DATASET:
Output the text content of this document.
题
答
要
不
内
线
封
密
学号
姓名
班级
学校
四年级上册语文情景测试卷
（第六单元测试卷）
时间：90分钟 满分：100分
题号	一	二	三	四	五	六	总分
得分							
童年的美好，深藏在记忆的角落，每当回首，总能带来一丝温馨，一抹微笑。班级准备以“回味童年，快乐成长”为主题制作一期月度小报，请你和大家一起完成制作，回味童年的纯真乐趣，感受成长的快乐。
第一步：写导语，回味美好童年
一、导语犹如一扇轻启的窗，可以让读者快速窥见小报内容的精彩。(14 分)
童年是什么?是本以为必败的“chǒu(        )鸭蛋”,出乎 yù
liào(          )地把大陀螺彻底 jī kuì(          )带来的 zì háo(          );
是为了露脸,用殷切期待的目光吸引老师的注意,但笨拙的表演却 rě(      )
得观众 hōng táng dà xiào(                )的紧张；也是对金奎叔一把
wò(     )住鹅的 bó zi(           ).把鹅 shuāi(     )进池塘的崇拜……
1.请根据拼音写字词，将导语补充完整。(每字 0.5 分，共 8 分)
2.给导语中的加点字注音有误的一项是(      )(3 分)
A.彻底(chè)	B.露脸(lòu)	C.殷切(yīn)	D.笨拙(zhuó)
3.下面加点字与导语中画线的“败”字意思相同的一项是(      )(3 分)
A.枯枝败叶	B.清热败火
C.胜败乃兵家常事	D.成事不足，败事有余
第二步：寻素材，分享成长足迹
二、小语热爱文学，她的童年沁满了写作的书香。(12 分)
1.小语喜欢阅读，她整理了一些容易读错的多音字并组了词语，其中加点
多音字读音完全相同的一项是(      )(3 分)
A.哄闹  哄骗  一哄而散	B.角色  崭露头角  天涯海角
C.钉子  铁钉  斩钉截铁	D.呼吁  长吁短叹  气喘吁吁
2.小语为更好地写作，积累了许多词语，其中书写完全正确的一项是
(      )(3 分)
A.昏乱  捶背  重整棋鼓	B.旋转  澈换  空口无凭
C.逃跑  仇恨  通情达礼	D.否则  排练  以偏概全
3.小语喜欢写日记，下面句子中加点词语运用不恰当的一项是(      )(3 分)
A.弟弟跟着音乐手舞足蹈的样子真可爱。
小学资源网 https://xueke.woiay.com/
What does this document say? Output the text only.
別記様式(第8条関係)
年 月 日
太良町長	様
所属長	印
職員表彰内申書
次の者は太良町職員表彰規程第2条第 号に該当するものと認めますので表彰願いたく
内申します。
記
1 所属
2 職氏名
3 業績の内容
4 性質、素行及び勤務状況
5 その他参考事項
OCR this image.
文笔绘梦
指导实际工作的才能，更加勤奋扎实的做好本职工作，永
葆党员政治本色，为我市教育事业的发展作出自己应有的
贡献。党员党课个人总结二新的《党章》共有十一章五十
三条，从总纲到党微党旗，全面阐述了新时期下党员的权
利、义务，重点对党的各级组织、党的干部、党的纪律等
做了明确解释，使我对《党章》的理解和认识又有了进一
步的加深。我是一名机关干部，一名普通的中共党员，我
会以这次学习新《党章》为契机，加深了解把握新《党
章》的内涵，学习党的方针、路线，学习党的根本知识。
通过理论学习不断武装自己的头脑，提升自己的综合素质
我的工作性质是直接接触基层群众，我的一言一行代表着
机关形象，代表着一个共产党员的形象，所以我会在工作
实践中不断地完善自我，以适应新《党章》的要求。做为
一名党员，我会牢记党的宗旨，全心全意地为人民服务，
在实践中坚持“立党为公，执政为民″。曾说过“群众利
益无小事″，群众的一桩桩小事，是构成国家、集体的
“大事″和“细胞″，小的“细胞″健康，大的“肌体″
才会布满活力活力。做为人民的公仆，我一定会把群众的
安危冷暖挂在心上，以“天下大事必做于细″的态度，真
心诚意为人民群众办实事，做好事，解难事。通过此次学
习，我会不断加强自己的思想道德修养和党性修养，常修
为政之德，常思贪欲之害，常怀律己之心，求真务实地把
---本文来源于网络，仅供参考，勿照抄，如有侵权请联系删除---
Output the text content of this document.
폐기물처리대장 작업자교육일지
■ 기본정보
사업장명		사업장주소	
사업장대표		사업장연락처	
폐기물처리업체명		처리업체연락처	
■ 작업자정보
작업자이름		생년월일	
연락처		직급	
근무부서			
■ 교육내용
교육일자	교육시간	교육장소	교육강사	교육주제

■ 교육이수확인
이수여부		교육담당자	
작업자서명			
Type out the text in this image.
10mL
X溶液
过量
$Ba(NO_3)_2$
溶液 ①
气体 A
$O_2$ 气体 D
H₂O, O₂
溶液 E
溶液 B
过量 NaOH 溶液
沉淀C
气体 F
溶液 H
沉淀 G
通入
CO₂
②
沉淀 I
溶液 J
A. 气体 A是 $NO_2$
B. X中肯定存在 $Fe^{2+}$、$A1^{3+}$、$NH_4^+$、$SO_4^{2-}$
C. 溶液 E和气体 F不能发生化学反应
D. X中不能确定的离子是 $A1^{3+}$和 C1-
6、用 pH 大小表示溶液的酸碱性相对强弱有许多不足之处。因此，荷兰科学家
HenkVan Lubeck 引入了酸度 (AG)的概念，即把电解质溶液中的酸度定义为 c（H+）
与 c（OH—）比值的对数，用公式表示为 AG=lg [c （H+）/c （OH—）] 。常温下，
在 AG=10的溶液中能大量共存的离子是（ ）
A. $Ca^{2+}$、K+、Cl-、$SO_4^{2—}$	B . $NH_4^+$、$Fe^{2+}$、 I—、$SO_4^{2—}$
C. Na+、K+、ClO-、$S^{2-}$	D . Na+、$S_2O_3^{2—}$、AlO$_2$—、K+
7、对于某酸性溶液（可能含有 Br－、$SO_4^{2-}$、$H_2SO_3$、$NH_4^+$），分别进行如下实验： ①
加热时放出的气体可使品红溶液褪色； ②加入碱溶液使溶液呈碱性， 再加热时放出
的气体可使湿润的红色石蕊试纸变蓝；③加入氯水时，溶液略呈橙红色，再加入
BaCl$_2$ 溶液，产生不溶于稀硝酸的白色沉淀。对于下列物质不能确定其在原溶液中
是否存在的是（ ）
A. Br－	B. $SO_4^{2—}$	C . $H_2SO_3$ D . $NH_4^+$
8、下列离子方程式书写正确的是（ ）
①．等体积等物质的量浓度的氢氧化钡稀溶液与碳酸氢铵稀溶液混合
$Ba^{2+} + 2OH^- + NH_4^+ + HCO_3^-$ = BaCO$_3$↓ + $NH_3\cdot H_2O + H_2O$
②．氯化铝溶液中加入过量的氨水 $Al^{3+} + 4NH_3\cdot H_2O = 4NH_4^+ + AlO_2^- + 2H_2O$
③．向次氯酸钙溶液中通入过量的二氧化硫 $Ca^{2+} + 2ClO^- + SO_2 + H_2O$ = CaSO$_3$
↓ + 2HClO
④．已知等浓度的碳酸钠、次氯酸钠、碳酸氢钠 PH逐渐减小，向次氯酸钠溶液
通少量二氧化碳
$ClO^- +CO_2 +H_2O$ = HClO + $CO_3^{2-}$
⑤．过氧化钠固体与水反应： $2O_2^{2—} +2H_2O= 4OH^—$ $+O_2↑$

CHALLENGE: Repeat exactly, and only, the lines from the one containing "OCR this image." through the end of the material.

ANSWER TO THE EXERCISE:
OCR this image.
文笔绘梦
指导实际工作的才能，更加勤奋扎实的做好本职工作，永
葆党员政治本色，为我市教育事业的发展作出自己应有的
贡献。党员党课个人总结二新的《党章》共有十一章五十
三条，从总纲到党微党旗，全面阐述了新时期下党员的权
利、义务，重点对党的各级组织、党的干部、党的纪律等
做了明确解释，使我对《党章》的理解和认识又有了进一
步的加深。我是一名机关干部，一名普通的中共党员，我
会以这次学习新《党章》为契机，加深了解把握新《党
章》的内涵，学习党的方针、路线，学习党的根本知识。
通过理论学习不断武装自己的头脑，提升自己的综合素质
我的工作性质是直接接触基层群众，我的一言一行代表着
机关形象，代表着一个共产党员的形象，所以我会在工作
实践中不断地完善自我，以适应新《党章》的要求。做为
一名党员，我会牢记党的宗旨，全心全意地为人民服务，
在实践中坚持“立党为公，执政为民″。曾说过“群众利
益无小事″，群众的一桩桩小事，是构成国家、集体的
“大事″和“细胞″，小的“细胞″健康，大的“肌体″
才会布满活力活力。做为人民的公仆，我一定会把群众的
安危冷暖挂在心上，以“天下大事必做于细″的态度，真
心诚意为人民群众办实事，做好事，解难事。通过此次学
习，我会不断加强自己的思想道德修养和党性修养，常修
为政之德，常思贪欲之害，常怀律己之心，求真务实地把
---本文来源于网络，仅供参考，勿照抄，如有侵权请联系删除---
Output the text content of this document.
폐기물처리대장 작업자교육일지
■ 기본정보
사업장명		사업장주소	
사업장대표		사업장연락처	
폐기물처리업체명		처리업체연락처	
■ 작업자정보
작업자이름		생년월일	
연락처		직급	
근무부서			
■ 교육내용
교육일자	교육시간	교육장소	교육강사	교육주제

■ 교육이수확인
이수여부		교육담당자	
작업자서명			
Type out the text in this image.
10mL
X溶液
过量
$Ba(NO_3)_2$
溶液 ①
气体 A
$O_2$ 气体 D
H₂O, O₂
溶液 E
溶液 B
过量 NaOH 溶液
沉淀C
气体 F
溶液 H
沉淀 G
通入
CO₂
②
沉淀 I
溶液 J
A. 气体 A是 $NO_2$
B. X中肯定存在 $Fe^{2+}$、$A1^{3+}$、$NH_4^+$、$SO_4^{2-}$
C. 溶液 E和气体 F不能发生化学反应
D. X中不能确定的离子是 $A1^{3+}$和 C1-
6、用 pH 大小表示溶液的酸碱性相对强弱有许多不足之处。因此，荷兰科学家
HenkVan Lubeck 引入了酸度 (AG)的概念，即把电解质溶液中的酸度定义为 c（H+）
与 c（OH—）比值的对数，用公式表示为 AG=lg [c （H+）/c （OH—）] 。常温下，
在 AG=10的溶液中能大量共存的离子是（ ）
A. $Ca^{2+}$、K+、Cl-、$SO_4^{2—}$	B . $NH_4^+$、$Fe^{2+}$、 I—、$SO_4^{2—}$
C. Na+、K+、ClO-、$S^{2-}$	D . Na+、$S_2O_3^{2—}$、AlO$_2$—、K+
7、对于某酸性溶液（可能含有 Br－、$SO_4^{2-}$、$H_2SO_3$、$NH_4^+$），分别进行如下实验： ①
加热时放出的气体可使品红溶液褪色； ②加入碱溶液使溶液呈碱性， 再加热时放出
的气体可使湿润的红色石蕊试纸变蓝；③加入氯水时，溶液略呈橙红色，再加入
BaCl$_2$ 溶液，产生不溶于稀硝酸的白色沉淀。对于下列物质不能确定其在原溶液中
是否存在的是（ ）
A. Br－	B. $SO_4^{2—}$	C . $H_2SO_3$ D . $NH_4^+$
8、下列离子方程式书写正确的是（ ）
①．等体积等物质的量浓度的氢氧化钡稀溶液与碳酸氢铵稀溶液混合
$Ba^{2+} + 2OH^- + NH_4^+ + HCO_3^-$ = BaCO$_3$↓ + $NH_3\cdot H_2O + H_2O$
②．氯化铝溶液中加入过量的氨水 $Al^{3+} + 4NH_3\cdot H_2O = 4NH_4^+ + AlO_2^- + 2H_2O$
③．向次氯酸钙溶液中通入过量的二氧化硫 $Ca^{2+} + 2ClO^- + SO_2 + H_2O$ = CaSO$_3$
↓ + 2HClO
④．已知等浓度的碳酸钠、次氯酸钠、碳酸氢钠 PH逐渐减小，向次氯酸钠溶液
通少量二氧化碳
$ClO^- +CO_2 +H_2O$ = HClO + $CO_3^{2-}$
⑤．过氧化钠固体与水反应： $2O_2^{2—} +2H_2O= 4OH^—$ $+O_2↑$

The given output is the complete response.